Data lines:
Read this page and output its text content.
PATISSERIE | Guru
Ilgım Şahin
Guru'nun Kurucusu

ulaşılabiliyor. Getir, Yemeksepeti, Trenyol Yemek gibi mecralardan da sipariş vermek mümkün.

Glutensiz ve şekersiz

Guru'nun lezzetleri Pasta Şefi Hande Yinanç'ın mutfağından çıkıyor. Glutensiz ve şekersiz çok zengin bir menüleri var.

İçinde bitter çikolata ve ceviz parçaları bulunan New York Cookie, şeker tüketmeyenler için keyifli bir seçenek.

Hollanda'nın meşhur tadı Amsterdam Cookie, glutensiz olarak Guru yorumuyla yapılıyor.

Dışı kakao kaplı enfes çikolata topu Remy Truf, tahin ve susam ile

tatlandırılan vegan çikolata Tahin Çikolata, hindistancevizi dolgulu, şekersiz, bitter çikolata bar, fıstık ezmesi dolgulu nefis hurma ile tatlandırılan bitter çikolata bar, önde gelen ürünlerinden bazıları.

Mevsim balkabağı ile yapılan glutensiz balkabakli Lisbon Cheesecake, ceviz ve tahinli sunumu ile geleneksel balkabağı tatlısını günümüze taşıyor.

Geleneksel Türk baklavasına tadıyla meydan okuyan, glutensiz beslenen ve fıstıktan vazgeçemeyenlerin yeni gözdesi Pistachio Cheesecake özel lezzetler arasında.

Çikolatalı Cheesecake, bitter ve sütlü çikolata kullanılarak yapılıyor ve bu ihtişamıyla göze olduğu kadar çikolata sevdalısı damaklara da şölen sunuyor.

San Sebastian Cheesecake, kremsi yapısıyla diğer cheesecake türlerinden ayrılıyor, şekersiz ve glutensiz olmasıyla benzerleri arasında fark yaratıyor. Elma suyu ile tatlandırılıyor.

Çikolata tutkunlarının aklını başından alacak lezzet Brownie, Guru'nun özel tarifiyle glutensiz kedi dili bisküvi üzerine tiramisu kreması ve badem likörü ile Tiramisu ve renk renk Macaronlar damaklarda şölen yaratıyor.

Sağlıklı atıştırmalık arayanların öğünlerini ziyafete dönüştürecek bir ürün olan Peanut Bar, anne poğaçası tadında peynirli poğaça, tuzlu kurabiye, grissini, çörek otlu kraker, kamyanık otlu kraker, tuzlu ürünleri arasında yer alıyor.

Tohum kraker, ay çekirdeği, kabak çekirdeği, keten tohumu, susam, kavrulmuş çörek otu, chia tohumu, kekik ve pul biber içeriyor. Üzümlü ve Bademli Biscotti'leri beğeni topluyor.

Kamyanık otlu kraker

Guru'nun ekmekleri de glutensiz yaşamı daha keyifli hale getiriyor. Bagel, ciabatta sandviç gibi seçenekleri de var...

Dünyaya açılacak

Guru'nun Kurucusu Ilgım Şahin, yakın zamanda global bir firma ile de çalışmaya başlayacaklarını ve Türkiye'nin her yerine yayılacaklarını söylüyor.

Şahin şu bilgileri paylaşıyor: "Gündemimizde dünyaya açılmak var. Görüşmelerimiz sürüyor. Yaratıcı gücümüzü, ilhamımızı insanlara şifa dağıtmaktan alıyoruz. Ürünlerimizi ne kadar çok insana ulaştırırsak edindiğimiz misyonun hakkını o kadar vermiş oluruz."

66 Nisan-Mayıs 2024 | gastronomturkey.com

Aim:
Your task is to transcribe the listing above in full, exactly as given.

Task response:
Read this page and output its text content.
PATISSERIE | Guru
Ilgım Şahin
Guru'nun Kurucusu

ulaşılabiliyor. Getir, Yemeksepeti, Trenyol Yemek gibi mecralardan da sipariş vermek mümkün.

Glutensiz ve şekersiz

Guru'nun lezzetleri Pasta Şefi Hande Yinanç'ın mutfağından çıkıyor. Glutensiz ve şekersiz çok zengin bir menüleri var.

İçinde bitter çikolata ve ceviz parçaları bulunan New York Cookie, şeker tüketmeyenler için keyifli bir seçenek.

Hollanda'nın meşhur tadı Amsterdam Cookie, glutensiz olarak Guru yorumuyla yapılıyor.

Dışı kakao kaplı enfes çikolata topu Remy Truf, tahin ve susam ile

tatlandırılan vegan çikolata Tahin Çikolata, hindistancevizi dolgulu, şekersiz, bitter çikolata bar, fıstık ezmesi dolgulu nefis hurma ile tatlandırılan bitter çikolata bar, önde gelen ürünlerinden bazıları.

Mevsim balkabağı ile yapılan glutensiz balkabakli Lisbon Cheesecake, ceviz ve tahinli sunumu ile geleneksel balkabağı tatlısını günümüze taşıyor.

Geleneksel Türk baklavasına tadıyla meydan okuyan, glutensiz beslenen ve fıstıktan vazgeçemeyenlerin yeni gözdesi Pistachio Cheesecake özel lezzetler arasında.

Çikolatalı Cheesecake, bitter ve sütlü çikolata kullanılarak yapılıyor ve bu ihtişamıyla göze olduğu kadar çikolata sevdalısı damaklara da şölen sunuyor.

San Sebastian Cheesecake, kremsi yapısıyla diğer cheesecake türlerinden ayrılıyor, şekersiz ve glutensiz olmasıyla benzerleri arasında fark yaratıyor. Elma suyu ile tatlandırılıyor.

Çikolata tutkunlarının aklını başından alacak lezzet Brownie, Guru'nun özel tarifiyle glutensiz kedi dili bisküvi üzerine tiramisu kreması ve badem likörü ile Tiramisu ve renk renk Macaronlar damaklarda şölen yaratıyor.

Sağlıklı atıştırmalık arayanların öğünlerini ziyafete dönüştürecek bir ürün olan Peanut Bar, anne poğaçası tadında peynirli poğaça, tuzlu kurabiye, grissini, çörek otlu kraker, kamyanık otlu kraker, tuzlu ürünleri arasında yer alıyor.

Tohum kraker, ay çekirdeği, kabak çekirdeği, keten tohumu, susam, kavrulmuş çörek otu, chia tohumu, kekik ve pul biber içeriyor. Üzümlü ve Bademli Biscotti'leri beğeni topluyor.

Kamyanık otlu kraker

Guru'nun ekmekleri de glutensiz yaşamı daha keyifli hale getiriyor. Bagel, ciabatta sandviç gibi seçenekleri de var...

Dünyaya açılacak

Guru'nun Kurucusu Ilgım Şahin, yakın zamanda global bir firma ile de çalışmaya başlayacaklarını ve Türkiye'nin her yerine yayılacaklarını söylüyor.

Şahin şu bilgileri paylaşıyor: "Gündemimizde dünyaya açılmak var. Görüşmelerimiz sürüyor. Yaratıcı gücümüzü, ilhamımızı insanlara şifa dağıtmaktan alıyoruz. Ürünlerimizi ne kadar çok insana ulaştırırsak edindiğimiz misyonun hakkını o kadar vermiş oluruz."

66 Nisan-Mayıs 2024 | gastronomturkey.com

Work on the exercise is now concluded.